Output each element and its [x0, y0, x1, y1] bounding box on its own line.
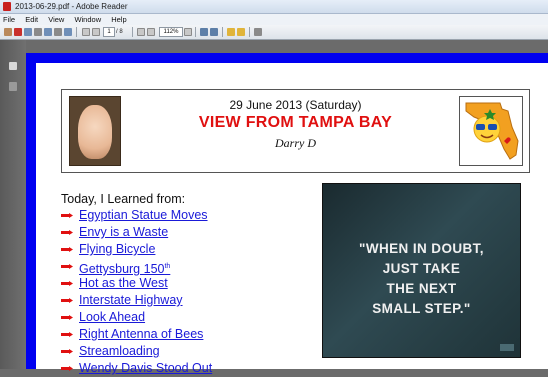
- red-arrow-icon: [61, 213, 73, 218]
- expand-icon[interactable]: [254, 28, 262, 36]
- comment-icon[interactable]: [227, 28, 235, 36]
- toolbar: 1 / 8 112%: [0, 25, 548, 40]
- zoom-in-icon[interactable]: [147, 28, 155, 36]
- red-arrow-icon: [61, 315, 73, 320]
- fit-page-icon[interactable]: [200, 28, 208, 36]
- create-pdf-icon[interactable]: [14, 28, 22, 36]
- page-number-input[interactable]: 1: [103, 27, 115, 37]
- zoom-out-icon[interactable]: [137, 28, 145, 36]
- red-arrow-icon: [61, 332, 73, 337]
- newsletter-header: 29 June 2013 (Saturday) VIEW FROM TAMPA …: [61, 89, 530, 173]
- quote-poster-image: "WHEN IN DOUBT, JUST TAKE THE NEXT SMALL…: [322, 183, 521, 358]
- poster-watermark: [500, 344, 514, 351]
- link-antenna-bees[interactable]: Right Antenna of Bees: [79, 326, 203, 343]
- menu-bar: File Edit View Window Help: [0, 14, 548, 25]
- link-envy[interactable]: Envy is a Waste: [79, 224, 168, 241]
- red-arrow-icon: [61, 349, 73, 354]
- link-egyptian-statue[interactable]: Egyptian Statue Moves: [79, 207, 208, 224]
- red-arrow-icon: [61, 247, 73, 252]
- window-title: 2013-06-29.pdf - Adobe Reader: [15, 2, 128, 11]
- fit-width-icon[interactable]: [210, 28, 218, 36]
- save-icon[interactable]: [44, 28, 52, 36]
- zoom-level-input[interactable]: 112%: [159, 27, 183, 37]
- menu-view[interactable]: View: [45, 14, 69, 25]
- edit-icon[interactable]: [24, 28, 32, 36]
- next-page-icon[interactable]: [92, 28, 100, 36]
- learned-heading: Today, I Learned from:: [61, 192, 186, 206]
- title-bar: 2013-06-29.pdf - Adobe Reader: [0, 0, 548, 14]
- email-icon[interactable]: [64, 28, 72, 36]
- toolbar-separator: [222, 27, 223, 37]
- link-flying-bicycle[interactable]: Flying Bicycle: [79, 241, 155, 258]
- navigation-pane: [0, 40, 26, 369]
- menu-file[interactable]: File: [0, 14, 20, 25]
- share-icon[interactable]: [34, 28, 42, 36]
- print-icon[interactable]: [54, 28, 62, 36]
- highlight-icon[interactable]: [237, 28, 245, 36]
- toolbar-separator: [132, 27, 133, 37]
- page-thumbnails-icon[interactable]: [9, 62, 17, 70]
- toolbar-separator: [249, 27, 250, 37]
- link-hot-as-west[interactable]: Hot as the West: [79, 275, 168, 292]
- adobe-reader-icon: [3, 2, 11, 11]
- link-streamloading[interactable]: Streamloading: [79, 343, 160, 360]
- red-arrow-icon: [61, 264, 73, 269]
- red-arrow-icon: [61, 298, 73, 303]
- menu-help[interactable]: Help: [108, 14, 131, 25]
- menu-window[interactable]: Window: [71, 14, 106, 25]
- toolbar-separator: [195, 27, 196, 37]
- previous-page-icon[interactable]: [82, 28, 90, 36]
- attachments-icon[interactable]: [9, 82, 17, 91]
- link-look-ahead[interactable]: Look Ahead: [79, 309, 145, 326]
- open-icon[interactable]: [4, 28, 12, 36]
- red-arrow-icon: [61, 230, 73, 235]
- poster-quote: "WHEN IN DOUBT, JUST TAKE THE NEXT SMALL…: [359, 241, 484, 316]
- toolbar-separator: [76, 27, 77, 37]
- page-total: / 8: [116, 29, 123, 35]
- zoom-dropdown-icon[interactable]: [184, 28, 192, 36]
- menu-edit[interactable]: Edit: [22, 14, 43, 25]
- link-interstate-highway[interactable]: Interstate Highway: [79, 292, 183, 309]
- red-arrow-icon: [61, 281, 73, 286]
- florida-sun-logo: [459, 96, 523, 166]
...
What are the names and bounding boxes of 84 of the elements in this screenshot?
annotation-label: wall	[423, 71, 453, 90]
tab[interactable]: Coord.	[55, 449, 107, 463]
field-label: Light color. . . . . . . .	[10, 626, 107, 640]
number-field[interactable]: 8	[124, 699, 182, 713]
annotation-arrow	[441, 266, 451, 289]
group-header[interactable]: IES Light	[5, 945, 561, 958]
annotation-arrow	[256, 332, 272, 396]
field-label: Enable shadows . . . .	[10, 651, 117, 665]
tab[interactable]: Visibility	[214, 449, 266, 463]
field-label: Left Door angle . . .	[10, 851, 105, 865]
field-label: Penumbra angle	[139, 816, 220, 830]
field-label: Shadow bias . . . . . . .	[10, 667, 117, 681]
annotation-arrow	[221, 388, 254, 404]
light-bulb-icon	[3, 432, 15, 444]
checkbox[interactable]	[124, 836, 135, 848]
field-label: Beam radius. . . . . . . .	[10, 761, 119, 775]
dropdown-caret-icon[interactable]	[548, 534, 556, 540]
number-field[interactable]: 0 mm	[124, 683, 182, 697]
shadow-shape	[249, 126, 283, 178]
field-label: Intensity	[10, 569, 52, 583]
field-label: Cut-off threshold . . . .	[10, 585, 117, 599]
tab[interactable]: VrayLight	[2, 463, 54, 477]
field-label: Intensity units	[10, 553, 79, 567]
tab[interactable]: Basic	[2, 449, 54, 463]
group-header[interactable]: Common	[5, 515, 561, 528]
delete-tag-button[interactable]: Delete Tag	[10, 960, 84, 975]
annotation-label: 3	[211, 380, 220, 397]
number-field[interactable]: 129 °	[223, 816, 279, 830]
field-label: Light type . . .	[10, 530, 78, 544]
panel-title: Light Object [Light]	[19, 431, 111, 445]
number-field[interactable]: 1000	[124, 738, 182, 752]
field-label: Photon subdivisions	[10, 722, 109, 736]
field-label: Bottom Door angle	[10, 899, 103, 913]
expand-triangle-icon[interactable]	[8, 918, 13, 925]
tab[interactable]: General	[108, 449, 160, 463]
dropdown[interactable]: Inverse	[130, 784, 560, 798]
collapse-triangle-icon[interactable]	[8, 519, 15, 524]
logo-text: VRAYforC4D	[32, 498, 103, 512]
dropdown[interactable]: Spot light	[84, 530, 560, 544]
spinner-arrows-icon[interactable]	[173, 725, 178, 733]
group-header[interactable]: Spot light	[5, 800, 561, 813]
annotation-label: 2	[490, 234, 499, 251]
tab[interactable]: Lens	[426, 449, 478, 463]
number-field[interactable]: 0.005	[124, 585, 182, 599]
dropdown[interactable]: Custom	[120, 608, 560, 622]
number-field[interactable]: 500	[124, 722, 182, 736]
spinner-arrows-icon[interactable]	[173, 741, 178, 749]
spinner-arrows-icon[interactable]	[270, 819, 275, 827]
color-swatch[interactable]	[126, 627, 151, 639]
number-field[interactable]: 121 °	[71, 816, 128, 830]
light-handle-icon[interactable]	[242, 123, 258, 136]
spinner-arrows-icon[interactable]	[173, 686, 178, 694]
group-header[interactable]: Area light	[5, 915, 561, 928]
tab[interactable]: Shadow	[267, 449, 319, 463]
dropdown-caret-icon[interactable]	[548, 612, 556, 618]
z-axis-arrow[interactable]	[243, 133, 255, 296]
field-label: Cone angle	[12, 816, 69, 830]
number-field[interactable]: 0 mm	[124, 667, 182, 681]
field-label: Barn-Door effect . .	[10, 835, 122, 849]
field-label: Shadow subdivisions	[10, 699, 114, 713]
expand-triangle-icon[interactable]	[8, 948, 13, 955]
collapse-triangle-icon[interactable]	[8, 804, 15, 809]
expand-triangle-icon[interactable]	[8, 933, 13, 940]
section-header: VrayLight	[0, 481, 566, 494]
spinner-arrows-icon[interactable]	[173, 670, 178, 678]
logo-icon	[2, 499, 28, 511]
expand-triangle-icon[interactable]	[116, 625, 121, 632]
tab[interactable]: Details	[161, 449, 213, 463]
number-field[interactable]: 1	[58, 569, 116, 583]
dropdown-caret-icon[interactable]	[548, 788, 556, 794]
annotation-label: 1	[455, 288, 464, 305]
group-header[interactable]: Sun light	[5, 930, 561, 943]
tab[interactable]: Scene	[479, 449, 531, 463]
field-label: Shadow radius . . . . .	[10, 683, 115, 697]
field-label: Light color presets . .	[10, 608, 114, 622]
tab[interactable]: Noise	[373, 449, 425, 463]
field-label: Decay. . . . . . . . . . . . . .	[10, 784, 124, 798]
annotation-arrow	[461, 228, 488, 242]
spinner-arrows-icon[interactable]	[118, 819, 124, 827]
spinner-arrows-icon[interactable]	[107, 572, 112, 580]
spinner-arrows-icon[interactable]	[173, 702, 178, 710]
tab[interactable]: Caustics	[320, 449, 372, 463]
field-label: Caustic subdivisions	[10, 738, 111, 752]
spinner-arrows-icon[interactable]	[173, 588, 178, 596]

**Task instructions**
Update the data from the line containing "What are the" down to the line containing "699, 182, 713]", replacing "Coord." with "Coordinates" and leaving everything else unchanged.

**Output of the exercise**
What are the names and bounding boxes of 84 of the elements in this screenshot?
annotation-label: wall	[423, 71, 453, 90]
tab[interactable]: Coordinates	[55, 449, 107, 463]
field-label: Light color. . . . . . . .	[10, 626, 107, 640]
number-field[interactable]: 8	[124, 699, 182, 713]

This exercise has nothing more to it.